● What this task involves:
Locate the lines that hold the string "Rating". Copy every such line.

● Supplied material:
>>>

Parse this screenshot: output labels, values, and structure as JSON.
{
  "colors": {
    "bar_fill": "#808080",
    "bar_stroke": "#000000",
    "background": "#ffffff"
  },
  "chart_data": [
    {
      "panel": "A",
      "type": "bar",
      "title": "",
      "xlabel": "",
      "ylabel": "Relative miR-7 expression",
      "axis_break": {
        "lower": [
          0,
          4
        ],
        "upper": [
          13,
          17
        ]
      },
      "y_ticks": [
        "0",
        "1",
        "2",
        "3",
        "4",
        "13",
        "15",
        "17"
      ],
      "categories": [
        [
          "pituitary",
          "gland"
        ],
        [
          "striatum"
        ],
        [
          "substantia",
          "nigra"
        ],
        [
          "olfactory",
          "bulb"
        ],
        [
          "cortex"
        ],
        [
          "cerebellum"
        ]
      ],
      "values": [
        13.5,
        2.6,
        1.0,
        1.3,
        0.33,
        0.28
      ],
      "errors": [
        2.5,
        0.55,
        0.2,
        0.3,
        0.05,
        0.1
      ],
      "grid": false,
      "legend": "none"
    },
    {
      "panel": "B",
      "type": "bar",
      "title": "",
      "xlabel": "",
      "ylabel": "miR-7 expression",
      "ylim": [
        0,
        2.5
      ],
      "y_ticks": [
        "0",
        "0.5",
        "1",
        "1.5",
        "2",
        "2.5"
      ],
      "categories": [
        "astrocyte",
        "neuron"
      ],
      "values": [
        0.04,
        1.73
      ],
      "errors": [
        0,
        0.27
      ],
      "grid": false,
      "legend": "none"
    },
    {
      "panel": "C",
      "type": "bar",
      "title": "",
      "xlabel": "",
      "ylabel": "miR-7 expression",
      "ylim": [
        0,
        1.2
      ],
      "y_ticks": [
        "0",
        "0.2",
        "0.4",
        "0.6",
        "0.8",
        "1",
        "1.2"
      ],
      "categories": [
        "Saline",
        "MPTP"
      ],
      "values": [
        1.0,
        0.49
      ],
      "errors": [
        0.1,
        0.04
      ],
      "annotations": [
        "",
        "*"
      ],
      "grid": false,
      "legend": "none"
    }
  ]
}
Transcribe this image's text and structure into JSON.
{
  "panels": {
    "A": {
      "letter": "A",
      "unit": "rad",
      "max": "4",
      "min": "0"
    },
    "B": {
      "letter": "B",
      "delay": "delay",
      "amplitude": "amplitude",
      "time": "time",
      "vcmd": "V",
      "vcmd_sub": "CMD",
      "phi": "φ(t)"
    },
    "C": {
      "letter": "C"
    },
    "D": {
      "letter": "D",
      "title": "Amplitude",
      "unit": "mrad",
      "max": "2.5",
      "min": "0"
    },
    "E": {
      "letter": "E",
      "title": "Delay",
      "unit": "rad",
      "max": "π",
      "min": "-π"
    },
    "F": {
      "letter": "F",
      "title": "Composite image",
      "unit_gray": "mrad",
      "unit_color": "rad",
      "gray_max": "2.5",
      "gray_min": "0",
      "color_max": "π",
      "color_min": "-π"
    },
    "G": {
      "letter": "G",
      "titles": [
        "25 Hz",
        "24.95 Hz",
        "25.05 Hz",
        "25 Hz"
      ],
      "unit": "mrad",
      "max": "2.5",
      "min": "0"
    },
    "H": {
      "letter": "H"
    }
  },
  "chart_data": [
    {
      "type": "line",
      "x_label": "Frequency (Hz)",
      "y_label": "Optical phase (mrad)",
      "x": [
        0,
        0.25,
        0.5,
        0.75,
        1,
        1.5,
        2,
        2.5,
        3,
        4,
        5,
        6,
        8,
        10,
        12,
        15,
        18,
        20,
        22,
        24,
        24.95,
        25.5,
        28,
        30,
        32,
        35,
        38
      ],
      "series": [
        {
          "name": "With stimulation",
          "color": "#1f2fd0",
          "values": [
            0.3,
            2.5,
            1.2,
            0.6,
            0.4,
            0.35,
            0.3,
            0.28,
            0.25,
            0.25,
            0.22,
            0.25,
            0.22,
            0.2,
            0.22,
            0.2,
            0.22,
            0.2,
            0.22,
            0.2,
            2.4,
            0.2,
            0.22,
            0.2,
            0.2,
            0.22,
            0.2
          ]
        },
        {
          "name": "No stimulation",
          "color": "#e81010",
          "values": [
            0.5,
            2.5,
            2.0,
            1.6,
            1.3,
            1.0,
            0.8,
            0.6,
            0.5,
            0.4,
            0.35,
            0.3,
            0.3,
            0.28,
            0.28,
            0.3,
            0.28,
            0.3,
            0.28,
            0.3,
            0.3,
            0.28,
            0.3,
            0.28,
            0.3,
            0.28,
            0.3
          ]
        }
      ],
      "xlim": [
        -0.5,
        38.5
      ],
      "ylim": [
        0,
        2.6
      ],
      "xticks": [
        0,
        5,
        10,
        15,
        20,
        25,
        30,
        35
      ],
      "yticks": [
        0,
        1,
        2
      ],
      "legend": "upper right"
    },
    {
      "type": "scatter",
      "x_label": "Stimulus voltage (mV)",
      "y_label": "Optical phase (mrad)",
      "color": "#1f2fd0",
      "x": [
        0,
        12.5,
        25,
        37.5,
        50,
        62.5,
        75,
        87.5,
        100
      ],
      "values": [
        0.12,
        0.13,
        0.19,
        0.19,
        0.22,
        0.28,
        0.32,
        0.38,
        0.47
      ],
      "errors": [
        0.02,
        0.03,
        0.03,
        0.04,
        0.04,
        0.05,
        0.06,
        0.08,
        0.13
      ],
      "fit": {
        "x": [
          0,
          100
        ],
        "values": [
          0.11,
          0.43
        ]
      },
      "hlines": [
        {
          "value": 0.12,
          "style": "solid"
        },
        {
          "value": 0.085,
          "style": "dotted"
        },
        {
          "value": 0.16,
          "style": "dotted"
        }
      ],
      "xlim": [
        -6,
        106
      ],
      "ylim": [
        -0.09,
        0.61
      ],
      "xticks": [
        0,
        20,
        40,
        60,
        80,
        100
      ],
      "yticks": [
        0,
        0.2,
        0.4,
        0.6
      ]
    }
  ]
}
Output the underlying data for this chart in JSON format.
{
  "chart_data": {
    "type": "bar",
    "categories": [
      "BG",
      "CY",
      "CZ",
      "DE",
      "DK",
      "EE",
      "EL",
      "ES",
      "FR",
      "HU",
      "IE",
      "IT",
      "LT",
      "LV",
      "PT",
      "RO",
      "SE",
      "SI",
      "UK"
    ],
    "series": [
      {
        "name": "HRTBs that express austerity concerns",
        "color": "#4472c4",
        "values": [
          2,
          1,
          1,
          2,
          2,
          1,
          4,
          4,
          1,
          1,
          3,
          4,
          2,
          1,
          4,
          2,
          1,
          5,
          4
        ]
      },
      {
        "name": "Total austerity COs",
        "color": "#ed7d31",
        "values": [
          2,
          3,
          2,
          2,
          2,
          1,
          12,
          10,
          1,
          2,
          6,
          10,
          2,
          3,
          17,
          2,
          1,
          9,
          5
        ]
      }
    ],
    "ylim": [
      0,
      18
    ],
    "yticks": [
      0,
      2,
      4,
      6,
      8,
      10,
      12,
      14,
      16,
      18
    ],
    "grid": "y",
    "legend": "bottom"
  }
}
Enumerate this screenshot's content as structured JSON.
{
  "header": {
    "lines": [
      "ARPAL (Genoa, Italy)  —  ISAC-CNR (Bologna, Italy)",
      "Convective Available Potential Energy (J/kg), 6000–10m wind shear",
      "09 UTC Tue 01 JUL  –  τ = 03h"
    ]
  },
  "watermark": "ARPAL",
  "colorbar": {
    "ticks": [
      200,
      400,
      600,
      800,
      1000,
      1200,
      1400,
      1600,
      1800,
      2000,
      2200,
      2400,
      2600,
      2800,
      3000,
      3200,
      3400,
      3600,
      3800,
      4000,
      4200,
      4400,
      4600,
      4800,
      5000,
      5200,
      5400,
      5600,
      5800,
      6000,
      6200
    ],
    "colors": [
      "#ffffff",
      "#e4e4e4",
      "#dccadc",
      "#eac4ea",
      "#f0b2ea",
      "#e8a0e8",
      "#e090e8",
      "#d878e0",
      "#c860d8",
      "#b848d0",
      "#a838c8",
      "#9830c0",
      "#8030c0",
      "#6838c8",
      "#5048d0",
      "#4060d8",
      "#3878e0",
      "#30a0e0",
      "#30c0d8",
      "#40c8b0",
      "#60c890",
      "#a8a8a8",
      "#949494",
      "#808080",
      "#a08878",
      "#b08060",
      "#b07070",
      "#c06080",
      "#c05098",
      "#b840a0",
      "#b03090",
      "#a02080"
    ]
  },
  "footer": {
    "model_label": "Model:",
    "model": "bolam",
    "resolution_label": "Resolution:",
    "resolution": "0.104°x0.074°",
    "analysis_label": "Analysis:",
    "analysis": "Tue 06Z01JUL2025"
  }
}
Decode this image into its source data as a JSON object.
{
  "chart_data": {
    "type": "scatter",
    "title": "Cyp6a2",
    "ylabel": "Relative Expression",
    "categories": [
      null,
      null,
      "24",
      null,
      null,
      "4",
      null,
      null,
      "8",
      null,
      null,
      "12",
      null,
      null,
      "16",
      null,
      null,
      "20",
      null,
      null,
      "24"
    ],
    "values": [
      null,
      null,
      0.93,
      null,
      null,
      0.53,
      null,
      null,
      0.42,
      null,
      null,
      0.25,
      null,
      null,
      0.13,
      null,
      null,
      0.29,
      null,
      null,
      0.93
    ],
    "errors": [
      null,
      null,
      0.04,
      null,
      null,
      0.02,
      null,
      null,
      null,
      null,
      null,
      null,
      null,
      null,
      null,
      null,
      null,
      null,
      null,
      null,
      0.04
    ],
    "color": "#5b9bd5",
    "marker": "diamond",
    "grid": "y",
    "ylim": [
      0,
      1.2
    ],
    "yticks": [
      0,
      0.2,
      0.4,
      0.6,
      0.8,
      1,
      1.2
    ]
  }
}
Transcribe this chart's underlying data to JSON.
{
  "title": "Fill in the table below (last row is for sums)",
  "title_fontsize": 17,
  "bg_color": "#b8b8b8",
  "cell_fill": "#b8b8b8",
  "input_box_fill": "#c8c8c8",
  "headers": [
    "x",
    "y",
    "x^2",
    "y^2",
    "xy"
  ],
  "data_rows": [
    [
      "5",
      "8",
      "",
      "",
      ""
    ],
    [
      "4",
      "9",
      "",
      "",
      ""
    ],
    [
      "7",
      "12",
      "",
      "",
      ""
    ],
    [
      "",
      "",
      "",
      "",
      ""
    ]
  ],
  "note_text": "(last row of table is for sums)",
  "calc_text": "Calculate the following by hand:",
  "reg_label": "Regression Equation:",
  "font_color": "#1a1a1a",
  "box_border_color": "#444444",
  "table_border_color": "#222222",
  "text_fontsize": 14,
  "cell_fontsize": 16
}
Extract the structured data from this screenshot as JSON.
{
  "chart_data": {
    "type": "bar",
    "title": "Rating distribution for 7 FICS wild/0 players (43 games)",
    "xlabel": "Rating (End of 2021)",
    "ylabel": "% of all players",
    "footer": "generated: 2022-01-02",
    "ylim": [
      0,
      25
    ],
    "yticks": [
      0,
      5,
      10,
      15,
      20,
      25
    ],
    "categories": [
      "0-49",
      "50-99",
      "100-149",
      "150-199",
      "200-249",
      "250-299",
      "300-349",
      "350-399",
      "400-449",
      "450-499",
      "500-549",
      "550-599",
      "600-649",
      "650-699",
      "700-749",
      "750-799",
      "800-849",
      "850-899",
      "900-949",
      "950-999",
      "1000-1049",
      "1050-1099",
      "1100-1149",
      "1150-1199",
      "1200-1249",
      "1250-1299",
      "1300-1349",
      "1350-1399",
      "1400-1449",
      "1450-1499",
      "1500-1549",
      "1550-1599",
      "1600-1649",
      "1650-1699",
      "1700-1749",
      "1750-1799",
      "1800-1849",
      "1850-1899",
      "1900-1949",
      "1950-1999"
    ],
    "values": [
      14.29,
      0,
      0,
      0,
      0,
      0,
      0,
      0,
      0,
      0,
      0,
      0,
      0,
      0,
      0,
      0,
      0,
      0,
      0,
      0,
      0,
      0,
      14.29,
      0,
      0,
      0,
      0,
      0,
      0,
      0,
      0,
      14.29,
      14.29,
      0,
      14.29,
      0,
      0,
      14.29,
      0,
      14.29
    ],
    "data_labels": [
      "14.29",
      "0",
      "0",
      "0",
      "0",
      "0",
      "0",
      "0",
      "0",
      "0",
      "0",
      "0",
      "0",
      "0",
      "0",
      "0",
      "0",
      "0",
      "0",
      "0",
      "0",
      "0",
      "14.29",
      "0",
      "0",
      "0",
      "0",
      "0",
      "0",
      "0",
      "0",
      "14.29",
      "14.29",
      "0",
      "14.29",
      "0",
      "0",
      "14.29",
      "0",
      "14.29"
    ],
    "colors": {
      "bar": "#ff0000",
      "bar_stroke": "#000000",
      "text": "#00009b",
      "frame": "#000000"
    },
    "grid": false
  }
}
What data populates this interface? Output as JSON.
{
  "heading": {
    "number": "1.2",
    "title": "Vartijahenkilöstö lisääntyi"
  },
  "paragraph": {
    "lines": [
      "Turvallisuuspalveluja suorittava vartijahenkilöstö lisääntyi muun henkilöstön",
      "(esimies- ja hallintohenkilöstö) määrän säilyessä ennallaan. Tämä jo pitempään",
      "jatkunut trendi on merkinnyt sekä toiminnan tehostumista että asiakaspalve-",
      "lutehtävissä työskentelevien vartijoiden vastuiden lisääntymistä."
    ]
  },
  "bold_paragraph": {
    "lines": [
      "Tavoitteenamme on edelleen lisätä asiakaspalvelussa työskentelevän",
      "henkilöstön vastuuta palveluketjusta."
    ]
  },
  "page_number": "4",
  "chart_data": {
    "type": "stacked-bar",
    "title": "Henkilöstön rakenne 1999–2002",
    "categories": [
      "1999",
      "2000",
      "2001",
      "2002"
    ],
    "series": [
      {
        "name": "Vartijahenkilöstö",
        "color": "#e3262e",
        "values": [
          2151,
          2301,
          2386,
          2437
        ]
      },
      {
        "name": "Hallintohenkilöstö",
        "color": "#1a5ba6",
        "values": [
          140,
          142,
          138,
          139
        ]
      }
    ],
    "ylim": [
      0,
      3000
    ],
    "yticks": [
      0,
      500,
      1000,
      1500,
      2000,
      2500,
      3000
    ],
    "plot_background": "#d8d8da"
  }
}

<<<

● Written solution:
    "title": "Rating distribution for 7 FICS wild/0 players (43 games)",
    "xlabel": "Rating (End of 2021)",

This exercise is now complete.